Direction: Find the lines holding the word "label" and collect them.

(Figure record extracts)
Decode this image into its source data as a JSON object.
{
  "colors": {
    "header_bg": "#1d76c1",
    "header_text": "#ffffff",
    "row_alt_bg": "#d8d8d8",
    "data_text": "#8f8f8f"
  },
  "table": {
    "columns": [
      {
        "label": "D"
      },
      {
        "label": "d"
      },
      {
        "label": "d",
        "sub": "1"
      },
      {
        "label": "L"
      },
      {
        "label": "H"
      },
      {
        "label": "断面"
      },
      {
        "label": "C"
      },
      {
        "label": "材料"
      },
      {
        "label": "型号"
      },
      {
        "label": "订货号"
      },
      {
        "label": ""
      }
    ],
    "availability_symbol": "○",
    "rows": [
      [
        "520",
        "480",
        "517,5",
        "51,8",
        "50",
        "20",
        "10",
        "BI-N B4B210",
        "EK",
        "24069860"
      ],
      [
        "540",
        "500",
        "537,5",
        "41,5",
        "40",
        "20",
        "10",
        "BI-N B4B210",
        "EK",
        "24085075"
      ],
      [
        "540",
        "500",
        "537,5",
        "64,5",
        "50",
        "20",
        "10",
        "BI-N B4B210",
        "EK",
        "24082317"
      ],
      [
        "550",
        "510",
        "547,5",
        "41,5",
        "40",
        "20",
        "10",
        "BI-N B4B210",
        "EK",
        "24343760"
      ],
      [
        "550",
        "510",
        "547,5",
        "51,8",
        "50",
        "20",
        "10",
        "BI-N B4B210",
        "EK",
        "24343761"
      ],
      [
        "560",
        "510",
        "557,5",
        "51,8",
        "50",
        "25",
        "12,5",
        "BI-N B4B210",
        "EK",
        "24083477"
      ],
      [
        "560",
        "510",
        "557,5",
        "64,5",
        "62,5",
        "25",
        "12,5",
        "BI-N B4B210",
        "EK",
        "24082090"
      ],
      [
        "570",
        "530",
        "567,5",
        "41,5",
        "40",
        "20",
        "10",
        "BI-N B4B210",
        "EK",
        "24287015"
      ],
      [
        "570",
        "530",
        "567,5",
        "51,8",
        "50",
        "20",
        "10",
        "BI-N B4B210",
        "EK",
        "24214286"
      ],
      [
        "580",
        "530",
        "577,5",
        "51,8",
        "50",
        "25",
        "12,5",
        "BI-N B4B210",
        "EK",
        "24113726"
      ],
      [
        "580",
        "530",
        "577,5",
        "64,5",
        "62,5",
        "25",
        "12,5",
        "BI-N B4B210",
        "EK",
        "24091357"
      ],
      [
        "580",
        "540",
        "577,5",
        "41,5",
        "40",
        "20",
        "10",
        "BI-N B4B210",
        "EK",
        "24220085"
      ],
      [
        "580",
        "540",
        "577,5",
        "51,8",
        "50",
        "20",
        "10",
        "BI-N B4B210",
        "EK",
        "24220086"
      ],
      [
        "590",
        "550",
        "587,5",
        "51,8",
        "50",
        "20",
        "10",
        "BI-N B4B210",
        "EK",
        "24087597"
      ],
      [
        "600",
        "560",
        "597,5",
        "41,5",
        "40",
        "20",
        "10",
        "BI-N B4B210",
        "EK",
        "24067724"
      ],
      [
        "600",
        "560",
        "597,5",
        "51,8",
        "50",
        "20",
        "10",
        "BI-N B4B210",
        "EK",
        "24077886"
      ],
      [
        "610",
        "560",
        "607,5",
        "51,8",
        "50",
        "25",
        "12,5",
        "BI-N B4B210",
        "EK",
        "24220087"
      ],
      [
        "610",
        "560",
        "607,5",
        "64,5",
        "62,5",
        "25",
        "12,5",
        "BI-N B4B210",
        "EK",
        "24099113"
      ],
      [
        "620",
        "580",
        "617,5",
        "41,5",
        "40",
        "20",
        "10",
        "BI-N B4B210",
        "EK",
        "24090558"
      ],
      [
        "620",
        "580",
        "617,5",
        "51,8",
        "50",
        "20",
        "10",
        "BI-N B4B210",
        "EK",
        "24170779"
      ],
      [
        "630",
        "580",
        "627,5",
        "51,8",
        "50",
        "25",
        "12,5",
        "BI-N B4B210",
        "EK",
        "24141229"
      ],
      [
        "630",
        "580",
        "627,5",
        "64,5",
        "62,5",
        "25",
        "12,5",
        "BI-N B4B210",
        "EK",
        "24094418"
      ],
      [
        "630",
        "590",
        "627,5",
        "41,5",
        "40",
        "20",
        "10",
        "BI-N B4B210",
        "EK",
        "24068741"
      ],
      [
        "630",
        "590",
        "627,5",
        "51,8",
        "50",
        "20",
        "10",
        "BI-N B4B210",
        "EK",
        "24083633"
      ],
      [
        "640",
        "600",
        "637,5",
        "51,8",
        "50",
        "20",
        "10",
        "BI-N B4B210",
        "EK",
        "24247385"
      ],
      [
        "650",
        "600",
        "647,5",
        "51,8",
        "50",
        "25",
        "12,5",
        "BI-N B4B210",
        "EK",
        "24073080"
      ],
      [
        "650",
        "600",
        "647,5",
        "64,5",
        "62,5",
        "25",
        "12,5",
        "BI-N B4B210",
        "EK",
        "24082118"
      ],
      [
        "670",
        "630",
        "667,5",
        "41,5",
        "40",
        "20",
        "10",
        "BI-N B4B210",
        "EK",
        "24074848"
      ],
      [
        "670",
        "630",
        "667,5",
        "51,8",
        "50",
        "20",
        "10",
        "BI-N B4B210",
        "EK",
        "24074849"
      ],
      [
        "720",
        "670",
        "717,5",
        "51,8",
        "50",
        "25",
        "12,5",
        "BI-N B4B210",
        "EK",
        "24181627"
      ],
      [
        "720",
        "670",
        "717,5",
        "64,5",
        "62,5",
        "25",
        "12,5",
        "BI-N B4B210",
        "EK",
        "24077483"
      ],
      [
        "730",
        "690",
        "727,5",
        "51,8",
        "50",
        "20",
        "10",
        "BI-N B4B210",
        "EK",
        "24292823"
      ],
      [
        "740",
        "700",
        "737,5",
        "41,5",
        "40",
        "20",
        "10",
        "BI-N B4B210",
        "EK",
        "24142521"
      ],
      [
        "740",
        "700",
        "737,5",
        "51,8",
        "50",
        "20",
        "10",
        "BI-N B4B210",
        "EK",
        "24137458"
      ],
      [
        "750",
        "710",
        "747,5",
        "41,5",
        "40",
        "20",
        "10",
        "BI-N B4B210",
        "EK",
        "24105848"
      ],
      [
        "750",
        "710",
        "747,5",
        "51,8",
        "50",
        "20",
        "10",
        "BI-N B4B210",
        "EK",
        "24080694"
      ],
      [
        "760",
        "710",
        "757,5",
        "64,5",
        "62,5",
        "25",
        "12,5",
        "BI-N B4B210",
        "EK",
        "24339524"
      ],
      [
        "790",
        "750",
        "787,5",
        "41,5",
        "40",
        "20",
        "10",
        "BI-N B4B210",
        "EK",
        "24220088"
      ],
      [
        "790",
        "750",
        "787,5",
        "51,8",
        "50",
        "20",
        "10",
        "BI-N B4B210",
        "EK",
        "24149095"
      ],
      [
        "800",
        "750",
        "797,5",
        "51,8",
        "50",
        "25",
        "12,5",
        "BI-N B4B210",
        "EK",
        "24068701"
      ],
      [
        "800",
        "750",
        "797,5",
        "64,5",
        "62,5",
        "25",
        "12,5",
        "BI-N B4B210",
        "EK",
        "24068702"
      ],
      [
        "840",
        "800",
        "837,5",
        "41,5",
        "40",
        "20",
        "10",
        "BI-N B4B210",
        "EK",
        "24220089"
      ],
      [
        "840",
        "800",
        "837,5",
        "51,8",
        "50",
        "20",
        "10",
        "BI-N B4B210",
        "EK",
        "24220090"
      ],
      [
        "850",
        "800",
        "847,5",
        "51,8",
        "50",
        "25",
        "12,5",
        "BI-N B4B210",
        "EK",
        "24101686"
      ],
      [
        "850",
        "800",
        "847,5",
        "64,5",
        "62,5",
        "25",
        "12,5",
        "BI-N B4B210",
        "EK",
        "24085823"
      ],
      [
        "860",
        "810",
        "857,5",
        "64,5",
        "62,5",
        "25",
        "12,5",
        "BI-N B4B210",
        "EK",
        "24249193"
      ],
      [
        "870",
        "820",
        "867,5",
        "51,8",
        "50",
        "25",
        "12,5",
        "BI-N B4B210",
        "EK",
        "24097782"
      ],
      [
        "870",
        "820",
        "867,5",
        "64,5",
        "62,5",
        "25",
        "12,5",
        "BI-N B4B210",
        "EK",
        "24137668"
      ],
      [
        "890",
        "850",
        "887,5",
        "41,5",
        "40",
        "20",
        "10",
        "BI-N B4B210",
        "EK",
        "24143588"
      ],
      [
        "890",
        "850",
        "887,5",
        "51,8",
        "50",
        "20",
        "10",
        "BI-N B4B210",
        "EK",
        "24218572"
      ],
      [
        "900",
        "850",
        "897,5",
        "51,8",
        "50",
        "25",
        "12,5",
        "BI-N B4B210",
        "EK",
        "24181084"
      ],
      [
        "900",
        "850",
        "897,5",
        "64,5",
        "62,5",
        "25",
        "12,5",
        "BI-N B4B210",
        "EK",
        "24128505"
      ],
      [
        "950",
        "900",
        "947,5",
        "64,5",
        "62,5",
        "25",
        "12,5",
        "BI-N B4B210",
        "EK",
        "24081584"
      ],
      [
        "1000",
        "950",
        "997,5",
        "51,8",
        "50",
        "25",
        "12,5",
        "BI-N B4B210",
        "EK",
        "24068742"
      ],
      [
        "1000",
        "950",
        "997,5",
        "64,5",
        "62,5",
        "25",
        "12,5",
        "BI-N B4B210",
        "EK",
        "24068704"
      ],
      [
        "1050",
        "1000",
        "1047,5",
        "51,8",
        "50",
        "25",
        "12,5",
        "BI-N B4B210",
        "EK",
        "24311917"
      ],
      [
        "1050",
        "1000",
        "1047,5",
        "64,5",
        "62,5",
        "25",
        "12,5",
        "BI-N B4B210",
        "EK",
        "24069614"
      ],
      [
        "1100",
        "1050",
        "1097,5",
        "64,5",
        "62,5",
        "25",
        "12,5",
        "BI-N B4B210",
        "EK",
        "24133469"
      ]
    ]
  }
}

Expected answer:
        "label": "D"
        "label": "d"
        "label": "d",
        "label": "L"
        "label": "H"
        "label": "断面"
        "label": "C"
        "label": "材料"
        "label": "型号"
        "label": "订货号"
        "label": ""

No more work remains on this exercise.